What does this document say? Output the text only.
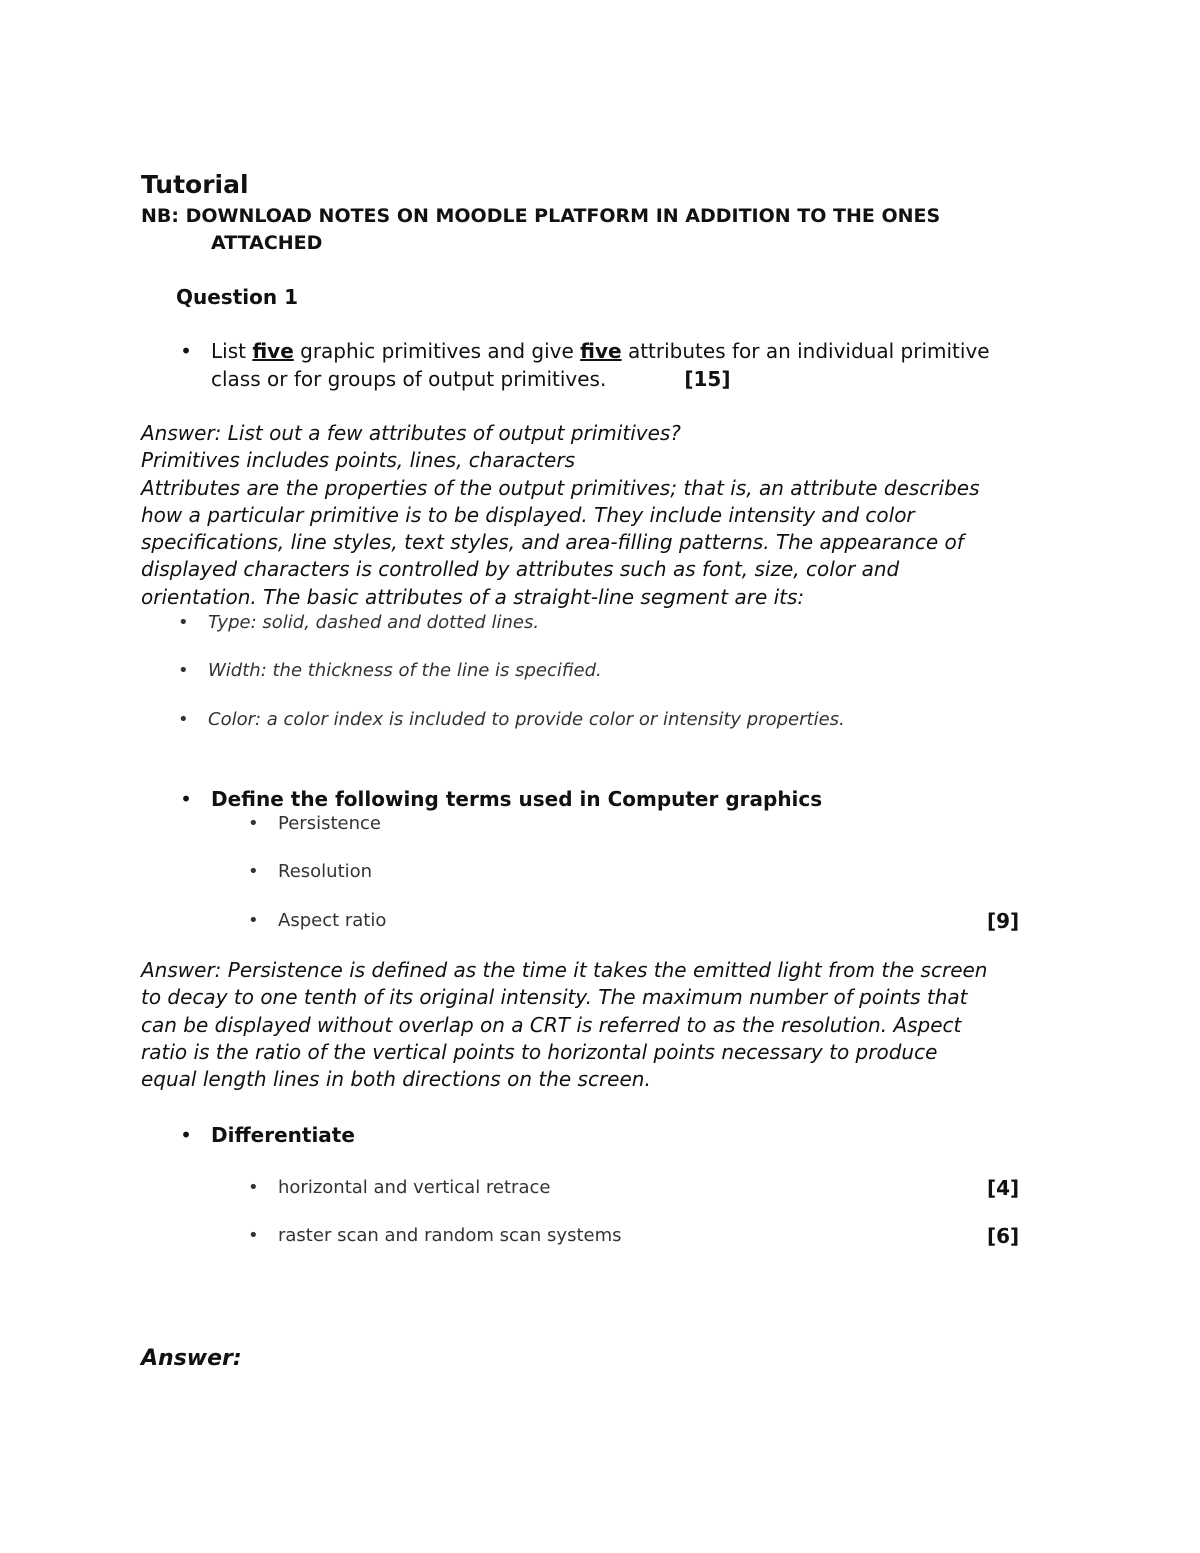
Tutorial
NB: DOWNLOAD NOTES ON MOODLE PLATFORM IN ADDITION TO THE ONES
ATTACHED
Question 1
• List five graphic primitives and give five attributes for an individual primitive
class or for groups of output primitives.	[15]
Answer: List out a few attributes of output primitives?
Primitives includes points, lines, characters
Attributes are the properties of the output primitives; that is, an attribute describes
how a particular primitive is to be displayed. They include intensity and color
specifications, line styles, text styles, and area-filling patterns. The appearance of
displayed characters is controlled by attributes such as font, size, color and
orientation. The basic attributes of a straight-line segment are its:
• Type: solid, dashed and dotted lines.
• Width: the thickness of the line is specified.
• Color: a color index is included to provide color or intensity properties.
• Define the following terms used in Computer graphics
• Persistence
• Resolution
• Aspect ratio	[9]
Answer: Persistence is defined as the time it takes the emitted light from the screen
to decay to one tenth of its original intensity. The maximum number of points that
can be displayed without overlap on a CRT is referred to as the resolution. Aspect
ratio is the ratio of the vertical points to horizontal points necessary to produce
equal length lines in both directions on the screen.
• Differentiate
• horizontal and vertical retrace	[4]
• raster scan and random scan systems	[6]
Answer:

^^^^^^^^

*TASK TO COMPLETE:* Copy the listing in full and without alteration, omitting every picture.

*THE COMPLETED TASK:*
What does this document say? Output the text only.
Tutorial
NB: DOWNLOAD NOTES ON MOODLE PLATFORM IN ADDITION TO THE ONES
ATTACHED
Question 1
• List five graphic primitives and give five attributes for an individual primitive
class or for groups of output primitives.	[15]
Answer: List out a few attributes of output primitives?
Primitives includes points, lines, characters
Attributes are the properties of the output primitives; that is, an attribute describes
how a particular primitive is to be displayed. They include intensity and color
specifications, line styles, text styles, and area-filling patterns. The appearance of
displayed characters is controlled by attributes such as font, size, color and
orientation. The basic attributes of a straight-line segment are its:
• Type: solid, dashed and dotted lines.
• Width: the thickness of the line is specified.
• Color: a color index is included to provide color or intensity properties.
• Define the following terms used in Computer graphics
• Persistence
• Resolution
• Aspect ratio	[9]
Answer: Persistence is defined as the time it takes the emitted light from the screen
to decay to one tenth of its original intensity. The maximum number of points that
can be displayed without overlap on a CRT is referred to as the resolution. Aspect
ratio is the ratio of the vertical points to horizontal points necessary to produce
equal length lines in both directions on the screen.
• Differentiate
• horizontal and vertical retrace	[4]
• raster scan and random scan systems	[6]
Answer:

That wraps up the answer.